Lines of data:

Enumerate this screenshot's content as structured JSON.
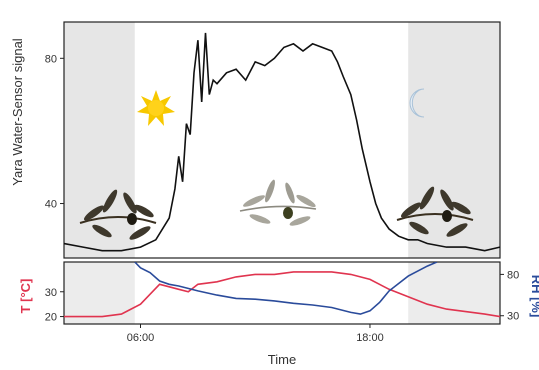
{
  "chart_data": [
    {
      "type": "line",
      "panel": "top",
      "ylabel": "Yara Water-Sensor signal",
      "ylim": [
        25,
        90
      ],
      "yticks": [
        40,
        80
      ],
      "xlim_hours": [
        2.0,
        24.8
      ],
      "night_shading": [
        [
          2.0,
          5.7
        ],
        [
          20.0,
          24.8
        ]
      ],
      "series": [
        {
          "color": "#111111",
          "x": [
            2.0,
            3.0,
            4.0,
            5.0,
            6.0,
            6.8,
            7.5,
            7.8,
            8.0,
            8.2,
            8.4,
            8.6,
            8.8,
            9.0,
            9.2,
            9.4,
            9.6,
            9.8,
            10.0,
            10.5,
            11.0,
            11.5,
            12.0,
            12.5,
            13.0,
            13.5,
            14.0,
            14.5,
            15.0,
            15.5,
            16.0,
            16.3,
            16.6,
            17.0,
            17.3,
            17.6,
            18.0,
            18.3,
            18.6,
            19.0,
            19.5,
            20.0,
            20.5,
            21.0,
            22.0,
            23.0,
            24.0,
            24.8
          ],
          "values": [
            29,
            28,
            27,
            27,
            28,
            30,
            36,
            44,
            53,
            46,
            62,
            59,
            76,
            85,
            68,
            87,
            70,
            74,
            73,
            76,
            77,
            74,
            79,
            78,
            80,
            83,
            84,
            82,
            84,
            83,
            82,
            79,
            75,
            70,
            63,
            55,
            46,
            40,
            36,
            33,
            31,
            30,
            30,
            29,
            28,
            28,
            27,
            28
          ]
        }
      ],
      "icons": [
        "sun-icon",
        "moon-icon"
      ]
    },
    {
      "type": "line",
      "panel": "bottom",
      "xlabel": "Time",
      "xticks": [
        "06:00",
        "18:00"
      ],
      "ylabel_left": "T [°C]",
      "ylabel_right": "RH [%]",
      "ylim_left": [
        17,
        42
      ],
      "ylim_right": [
        20,
        95
      ],
      "yticks_left": [
        20,
        30
      ],
      "yticks_right": [
        30,
        80
      ],
      "series": [
        {
          "axis": "left",
          "color": "#e0344f",
          "x": [
            2.0,
            3.0,
            4.0,
            5.0,
            6.0,
            6.5,
            7.0,
            7.5,
            8.0,
            8.5,
            9.0,
            10.0,
            11.0,
            12.0,
            13.0,
            14.0,
            15.0,
            16.0,
            17.0,
            18.0,
            19.0,
            20.0,
            21.0,
            22.0,
            23.0,
            24.0,
            24.8
          ],
          "values": [
            20,
            20,
            20,
            21,
            25,
            29,
            33,
            32,
            31,
            30,
            33,
            34,
            36,
            37,
            37,
            38,
            38,
            38,
            37,
            35,
            31,
            28,
            25,
            23,
            22,
            21,
            20
          ]
        },
        {
          "axis": "right",
          "color": "#2a4b9b",
          "x": [
            5.7,
            6.0,
            6.5,
            7.0,
            7.5,
            8.0,
            9.0,
            10.0,
            11.0,
            12.0,
            13.0,
            14.0,
            15.0,
            16.0,
            17.0,
            17.5,
            18.0,
            18.5,
            19.0,
            20.0,
            21.0,
            21.5
          ],
          "values": [
            95,
            88,
            82,
            72,
            68,
            66,
            60,
            55,
            51,
            50,
            48,
            45,
            43,
            40,
            34,
            32,
            36,
            46,
            60,
            78,
            90,
            95
          ]
        }
      ]
    }
  ]
}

STATED EXERCISE = Without including any picture, repeat the data exactly.

CORRECT RESPONSE =
Enumerate this screenshot's content as structured JSON.
{
  "chart_data": [
    {
      "type": "line",
      "panel": "top",
      "ylabel": "Yara Water-Sensor signal",
      "ylim": [
        25,
        90
      ],
      "yticks": [
        40,
        80
      ],
      "xlim_hours": [
        2.0,
        24.8
      ],
      "night_shading": [
        [
          2.0,
          5.7
        ],
        [
          20.0,
          24.8
        ]
      ],
      "series": [
        {
          "color": "#111111",
          "x": [
            2.0,
            3.0,
            4.0,
            5.0,
            6.0,
            6.8,
            7.5,
            7.8,
            8.0,
            8.2,
            8.4,
            8.6,
            8.8,
            9.0,
            9.2,
            9.4,
            9.6,
            9.8,
            10.0,
            10.5,
            11.0,
            11.5,
            12.0,
            12.5,
            13.0,
            13.5,
            14.0,
            14.5,
            15.0,
            15.5,
            16.0,
            16.3,
            16.6,
            17.0,
            17.3,
            17.6,
            18.0,
            18.3,
            18.6,
            19.0,
            19.5,
            20.0,
            20.5,
            21.0,
            22.0,
            23.0,
            24.0,
            24.8
          ],
          "values": [
            29,
            28,
            27,
            27,
            28,
            30,
            36,
            44,
            53,
            46,
            62,
            59,
            76,
            85,
            68,
            87,
            70,
            74,
            73,
            76,
            77,
            74,
            79,
            78,
            80,
            83,
            84,
            82,
            84,
            83,
            82,
            79,
            75,
            70,
            63,
            55,
            46,
            40,
            36,
            33,
            31,
            30,
            30,
            29,
            28,
            28,
            27,
            28
          ]
        }
      ],
      "icons": [
        "sun-icon",
        "moon-icon"
      ]
    },
    {
      "type": "line",
      "panel": "bottom",
      "xlabel": "Time",
      "xticks": [
        "06:00",
        "18:00"
      ],
      "ylabel_left": "T [°C]",
      "ylabel_right": "RH [%]",
      "ylim_left": [
        17,
        42
      ],
      "ylim_right": [
        20,
        95
      ],
      "yticks_left": [
        20,
        30
      ],
      "yticks_right": [
        30,
        80
      ],
      "series": [
        {
          "axis": "left",
          "color": "#e0344f",
          "x": [
            2.0,
            3.0,
            4.0,
            5.0,
            6.0,
            6.5,
            7.0,
            7.5,
            8.0,
            8.5,
            9.0,
            10.0,
            11.0,
            12.0,
            13.0,
            14.0,
            15.0,
            16.0,
            17.0,
            18.0,
            19.0,
            20.0,
            21.0,
            22.0,
            23.0,
            24.0,
            24.8
          ],
          "values": [
            20,
            20,
            20,
            21,
            25,
            29,
            33,
            32,
            31,
            30,
            33,
            34,
            36,
            37,
            37,
            38,
            38,
            38,
            37,
            35,
            31,
            28,
            25,
            23,
            22,
            21,
            20
          ]
        },
        {
          "axis": "right",
          "color": "#2a4b9b",
          "x": [
            5.7,
            6.0,
            6.5,
            7.0,
            7.5,
            8.0,
            9.0,
            10.0,
            11.0,
            12.0,
            13.0,
            14.0,
            15.0,
            16.0,
            17.0,
            17.5,
            18.0,
            18.5,
            19.0,
            20.0,
            21.0,
            21.5
          ],
          "values": [
            95,
            88,
            82,
            72,
            68,
            66,
            60,
            55,
            51,
            50,
            48,
            45,
            43,
            40,
            34,
            32,
            36,
            46,
            60,
            78,
            90,
            95
          ]
        }
      ]
    }
  ]
}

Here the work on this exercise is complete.